(begin)

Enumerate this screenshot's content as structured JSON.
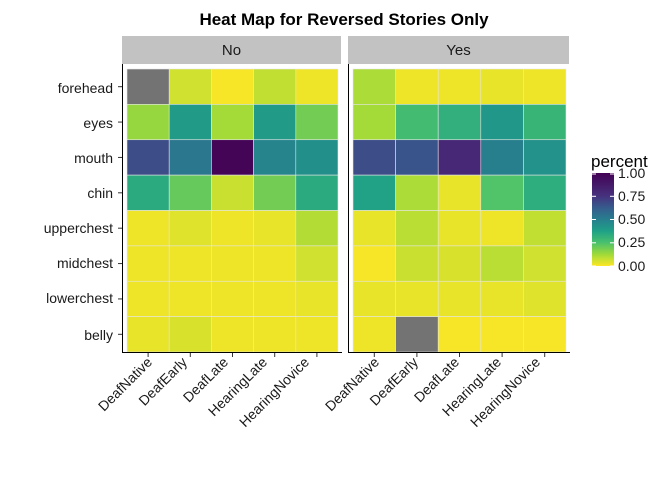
{
  "chart_data": {
    "type": "heatmap",
    "title": "Heat Map for Reversed Stories Only",
    "facets": [
      {
        "label": "No",
        "x_categories": [
          "DeafNative",
          "DeafEarly",
          "DeafLate",
          "HearingLate",
          "HearingNovice"
        ],
        "y_categories": [
          "forehead",
          "eyes",
          "mouth",
          "chin",
          "upperchest",
          "midchest",
          "lowerchest",
          "belly"
        ],
        "values": [
          [
            null,
            0.06,
            0.01,
            0.08,
            0.02
          ],
          [
            0.14,
            0.4,
            0.12,
            0.4,
            0.19
          ],
          [
            0.67,
            0.53,
            0.98,
            0.48,
            0.44
          ],
          [
            0.34,
            0.21,
            0.07,
            0.19,
            0.34
          ],
          [
            0.02,
            0.04,
            0.02,
            0.03,
            0.1
          ],
          [
            0.02,
            0.02,
            0.02,
            0.02,
            0.06
          ],
          [
            0.02,
            0.02,
            0.02,
            0.02,
            0.03
          ],
          [
            0.03,
            0.05,
            0.02,
            0.02,
            0.02
          ]
        ]
      },
      {
        "label": "Yes",
        "x_categories": [
          "DeafNative",
          "DeafEarly",
          "DeafLate",
          "HearingLate",
          "HearingNovice"
        ],
        "y_categories": [
          "forehead",
          "eyes",
          "mouth",
          "chin",
          "upperchest",
          "midchest",
          "lowerchest",
          "belly"
        ],
        "values": [
          [
            0.11,
            0.02,
            0.02,
            0.03,
            0.02
          ],
          [
            0.12,
            0.27,
            0.32,
            0.41,
            0.3
          ],
          [
            0.67,
            0.65,
            0.8,
            0.5,
            0.43
          ],
          [
            0.37,
            0.11,
            0.03,
            0.24,
            0.33
          ],
          [
            0.03,
            0.09,
            0.03,
            0.02,
            0.08
          ],
          [
            0.01,
            0.07,
            0.05,
            0.09,
            0.06
          ],
          [
            0.03,
            0.03,
            0.03,
            0.03,
            0.04
          ],
          [
            0.02,
            null,
            0.01,
            0.01,
            0.01
          ]
        ]
      }
    ],
    "legend": {
      "title": "percent",
      "ticks": [
        "1.00",
        "0.75",
        "0.50",
        "0.25",
        "0.00"
      ],
      "tick_values": [
        1.0,
        0.75,
        0.5,
        0.25,
        0.0
      ],
      "range": [
        0,
        1
      ],
      "colormap": "viridis (reversed)",
      "na_color": "#737373"
    },
    "strip_color": "#c2c2c2",
    "xlabel": "",
    "ylabel": ""
  }
}
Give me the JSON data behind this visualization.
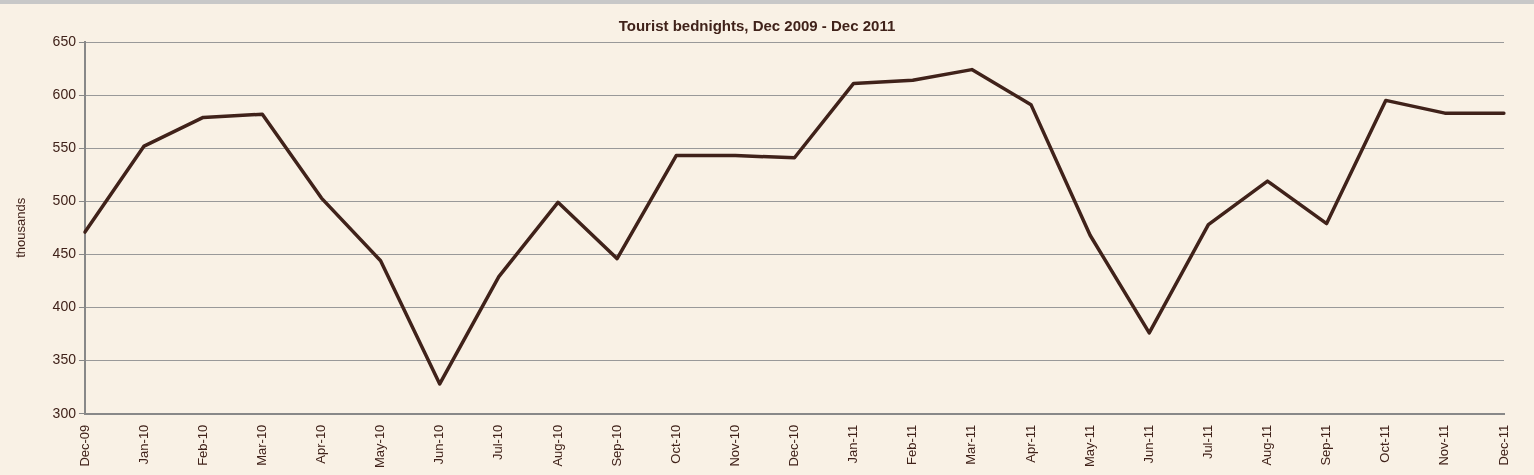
{
  "chart_data": {
    "type": "line",
    "title": "Tourist bednights, Dec 2009 - Dec 2011",
    "ylabel": "thousands",
    "categories": [
      "Dec-09",
      "Jan-10",
      "Feb-10",
      "Mar-10",
      "Apr-10",
      "May-10",
      "Jun-10",
      "Jul-10",
      "Aug-10",
      "Sep-10",
      "Oct-10",
      "Nov-10",
      "Dec-10",
      "Jan-11",
      "Feb-11",
      "Mar-11",
      "Apr-11",
      "May-11",
      "Jun-11",
      "Jul-11",
      "Aug-11",
      "Sep-11",
      "Oct-11",
      "Nov-11",
      "Dec-11"
    ],
    "series": [
      {
        "color": "#40221a",
        "values": [
          471,
          552,
          579,
          582,
          503,
          444,
          328,
          429,
          499,
          446,
          543,
          543,
          541,
          611,
          614,
          624,
          591,
          468,
          376,
          478,
          519,
          479,
          595,
          583,
          583
        ]
      }
    ],
    "ylim": [
      300,
      650
    ],
    "yticks": [
      300,
      350,
      400,
      450,
      500,
      550,
      600,
      650
    ],
    "grid": "y",
    "legend": false,
    "marker": "none",
    "line_style": "solid"
  }
}
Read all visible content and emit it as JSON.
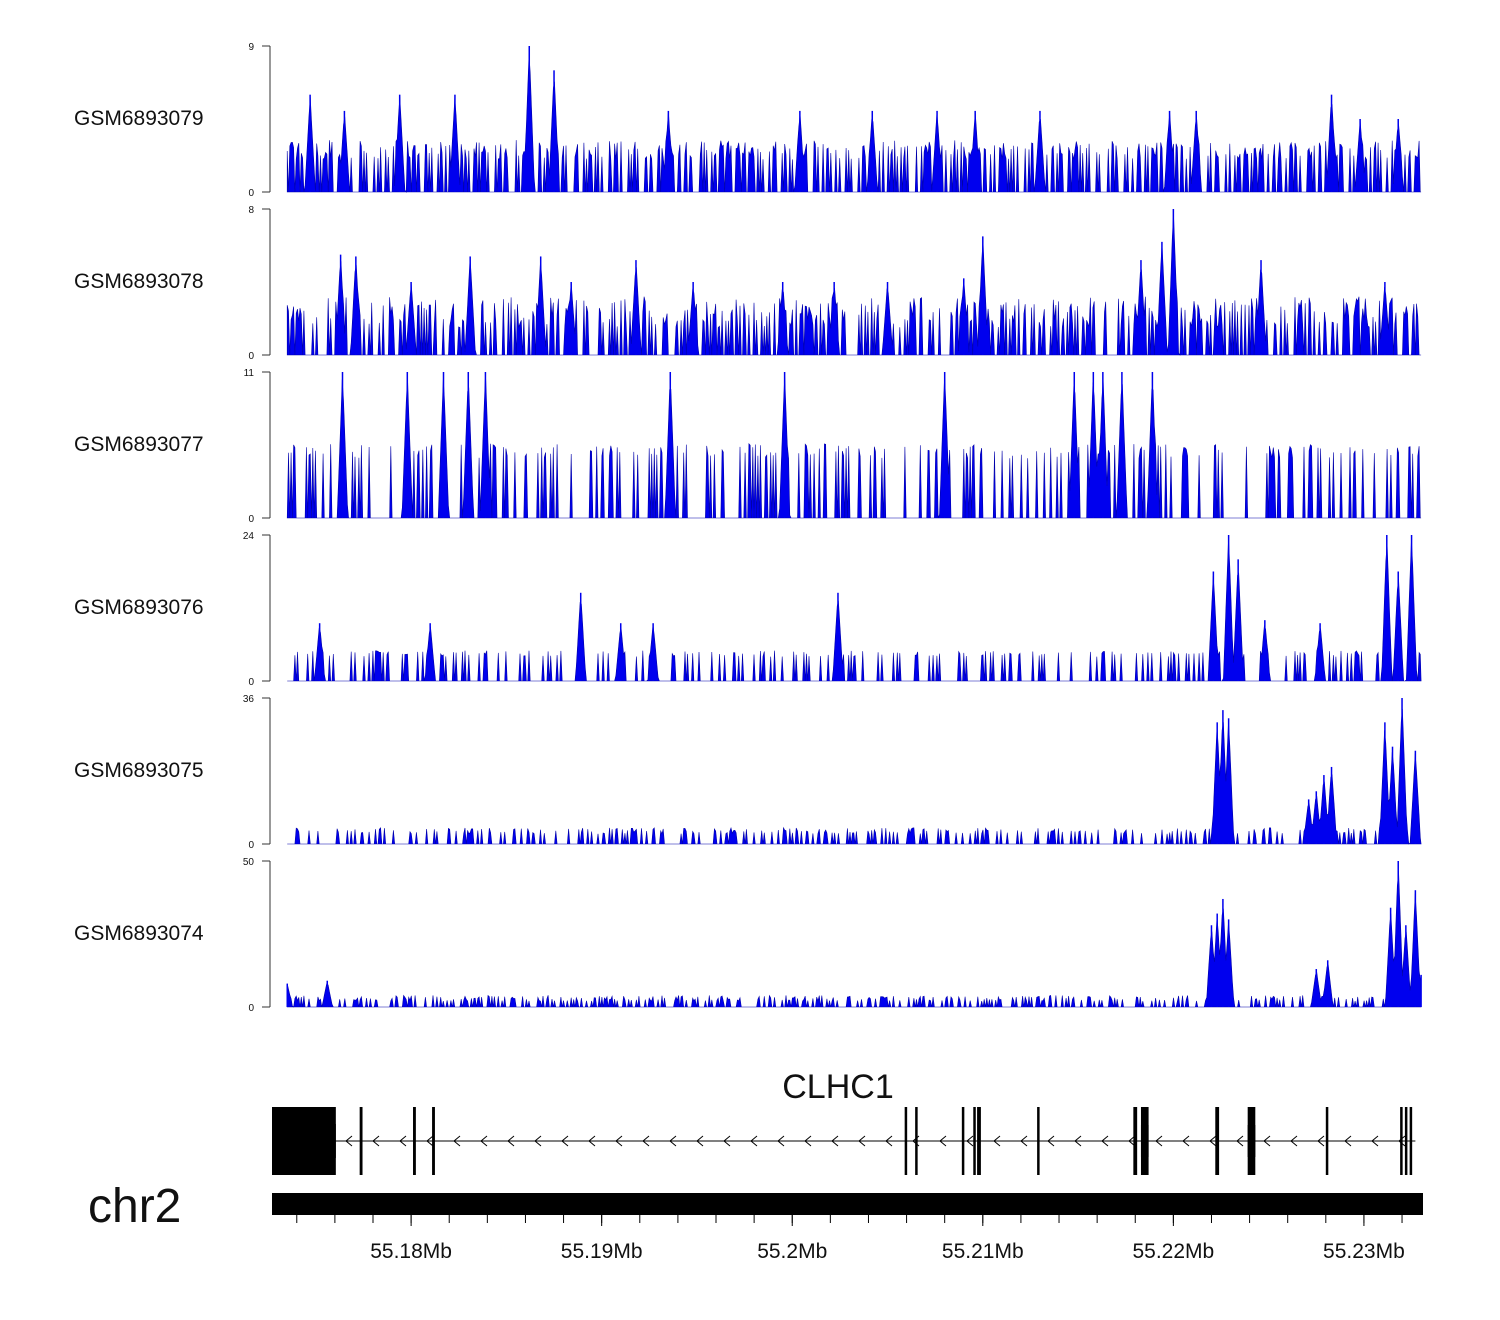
{
  "chart_data": {
    "type": "area",
    "title": "",
    "chromosome": "chr2",
    "xlim": [
      55.1727,
      55.2331
    ],
    "x_unit": "Mb",
    "series_color": "#0000ee",
    "tracks": [
      {
        "name": "GSM6893079",
        "ymax": 9,
        "yticks": [
          "0",
          "9"
        ],
        "peaks": [
          [
            55.1747,
            6
          ],
          [
            55.1765,
            5
          ],
          [
            55.1794,
            6
          ],
          [
            55.1823,
            6
          ],
          [
            55.1862,
            9
          ],
          [
            55.1875,
            7.5
          ],
          [
            55.1935,
            5
          ],
          [
            55.2004,
            5
          ],
          [
            55.2042,
            5
          ],
          [
            55.2076,
            5
          ],
          [
            55.2096,
            5
          ],
          [
            55.213,
            5
          ],
          [
            55.2198,
            5
          ],
          [
            55.2212,
            5
          ],
          [
            55.2283,
            6
          ],
          [
            55.2298,
            4.5
          ],
          [
            55.2318,
            4.5
          ]
        ],
        "baseline": [
          2,
          3.2
        ],
        "density": 0.42
      },
      {
        "name": "GSM6893078",
        "ymax": 8,
        "yticks": [
          "0",
          "8"
        ],
        "peaks": [
          [
            55.1763,
            5.5
          ],
          [
            55.1771,
            5.4
          ],
          [
            55.18,
            4
          ],
          [
            55.1831,
            5.4
          ],
          [
            55.1868,
            5.4
          ],
          [
            55.1884,
            4
          ],
          [
            55.1918,
            5.2
          ],
          [
            55.1948,
            4
          ],
          [
            55.1995,
            4
          ],
          [
            55.2022,
            4
          ],
          [
            55.205,
            4
          ],
          [
            55.209,
            4.2
          ],
          [
            55.21,
            6.5
          ],
          [
            55.2183,
            5.2
          ],
          [
            55.2194,
            6.2
          ],
          [
            55.22,
            8
          ],
          [
            55.2246,
            5.2
          ],
          [
            55.2311,
            4
          ]
        ],
        "baseline": [
          1.5,
          3.2
        ],
        "density": 0.42
      },
      {
        "name": "GSM6893077",
        "ymax": 11,
        "yticks": [
          "0",
          "11"
        ],
        "peaks": [
          [
            55.1764,
            11
          ],
          [
            55.1798,
            11
          ],
          [
            55.1817,
            11
          ],
          [
            55.183,
            11
          ],
          [
            55.1839,
            11
          ],
          [
            55.1936,
            11
          ],
          [
            55.1996,
            11
          ],
          [
            55.208,
            11
          ],
          [
            55.2148,
            11
          ],
          [
            55.2158,
            11
          ],
          [
            55.2163,
            11
          ],
          [
            55.2173,
            11
          ],
          [
            55.2189,
            11
          ]
        ],
        "baseline": [
          4.5,
          5.6
        ],
        "density": 0.26
      },
      {
        "name": "GSM6893076",
        "ymax": 24,
        "yticks": [
          "0",
          "24"
        ],
        "peaks": [
          [
            55.1752,
            9.5
          ],
          [
            55.181,
            9.5
          ],
          [
            55.1889,
            14.5
          ],
          [
            55.191,
            9.5
          ],
          [
            55.1927,
            9.5
          ],
          [
            55.2024,
            14.5
          ],
          [
            55.2221,
            18
          ],
          [
            55.2229,
            24
          ],
          [
            55.2234,
            20
          ],
          [
            55.2248,
            10
          ],
          [
            55.2277,
            9.5
          ],
          [
            55.2312,
            24
          ],
          [
            55.2318,
            18
          ],
          [
            55.2325,
            24
          ]
        ],
        "baseline": [
          4,
          5
        ],
        "density": 0.22
      },
      {
        "name": "GSM6893075",
        "ymax": 36,
        "yticks": [
          "0",
          "36"
        ],
        "peaks": [
          [
            55.2223,
            30
          ],
          [
            55.2226,
            33
          ],
          [
            55.2229,
            31
          ],
          [
            55.2271,
            11
          ],
          [
            55.2275,
            13
          ],
          [
            55.2279,
            17
          ],
          [
            55.2283,
            19
          ],
          [
            55.2311,
            30
          ],
          [
            55.2315,
            24
          ],
          [
            55.232,
            36
          ],
          [
            55.2327,
            23
          ]
        ],
        "baseline": [
          2.5,
          4
        ],
        "density": 0.28
      },
      {
        "name": "GSM6893074",
        "ymax": 50,
        "yticks": [
          "0",
          "50"
        ],
        "peaks": [
          [
            55.1735,
            8
          ],
          [
            55.1756,
            9
          ],
          [
            55.222,
            28
          ],
          [
            55.2223,
            32
          ],
          [
            55.2226,
            37
          ],
          [
            55.2229,
            30
          ],
          [
            55.2275,
            13
          ],
          [
            55.2281,
            16
          ],
          [
            55.2314,
            34
          ],
          [
            55.2318,
            50
          ],
          [
            55.2322,
            28
          ],
          [
            55.2327,
            40
          ],
          [
            55.233,
            11
          ]
        ],
        "baseline": [
          2,
          4
        ],
        "density": 0.36
      }
    ],
    "gene": {
      "name": "CLHC1",
      "strand": "-",
      "start": 55.1727,
      "end": 55.2327,
      "exons": [
        [
          55.1727,
          55.17605
        ],
        [
          55.1773,
          55.17745
        ],
        [
          55.1801,
          55.18025
        ],
        [
          55.1811,
          55.18125
        ],
        [
          55.2059,
          55.206
        ],
        [
          55.20645,
          55.20655
        ],
        [
          55.2089,
          55.209
        ],
        [
          55.2095,
          55.2096
        ],
        [
          55.2097,
          55.2099
        ],
        [
          55.21285,
          55.21295
        ],
        [
          55.2179,
          55.2181
        ],
        [
          55.2183,
          55.2187
        ],
        [
          55.2222,
          55.2224
        ],
        [
          55.2239,
          55.2243
        ],
        [
          55.228,
          55.2281
        ],
        [
          55.2319,
          55.232
        ],
        [
          55.23215,
          55.23225
        ],
        [
          55.2324,
          55.2325
        ]
      ],
      "cds": [
        [
          55.1727,
          55.17605
        ],
        [
          55.2183,
          55.2187
        ],
        [
          55.2239,
          55.2243
        ]
      ]
    },
    "xticks": [
      "55.18Mb",
      "55.19Mb",
      "55.2Mb",
      "55.21Mb",
      "55.22Mb",
      "55.23Mb"
    ],
    "xtick_values": [
      55.18,
      55.19,
      55.2,
      55.21,
      55.22,
      55.23
    ]
  }
}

(end)

#### [WHAT YOU ARE ASKED TO DO]
Among the entries above, how many lines hold the word "JSON"? Reply with only that number.

#### [EXERCISE OUTPUT]
3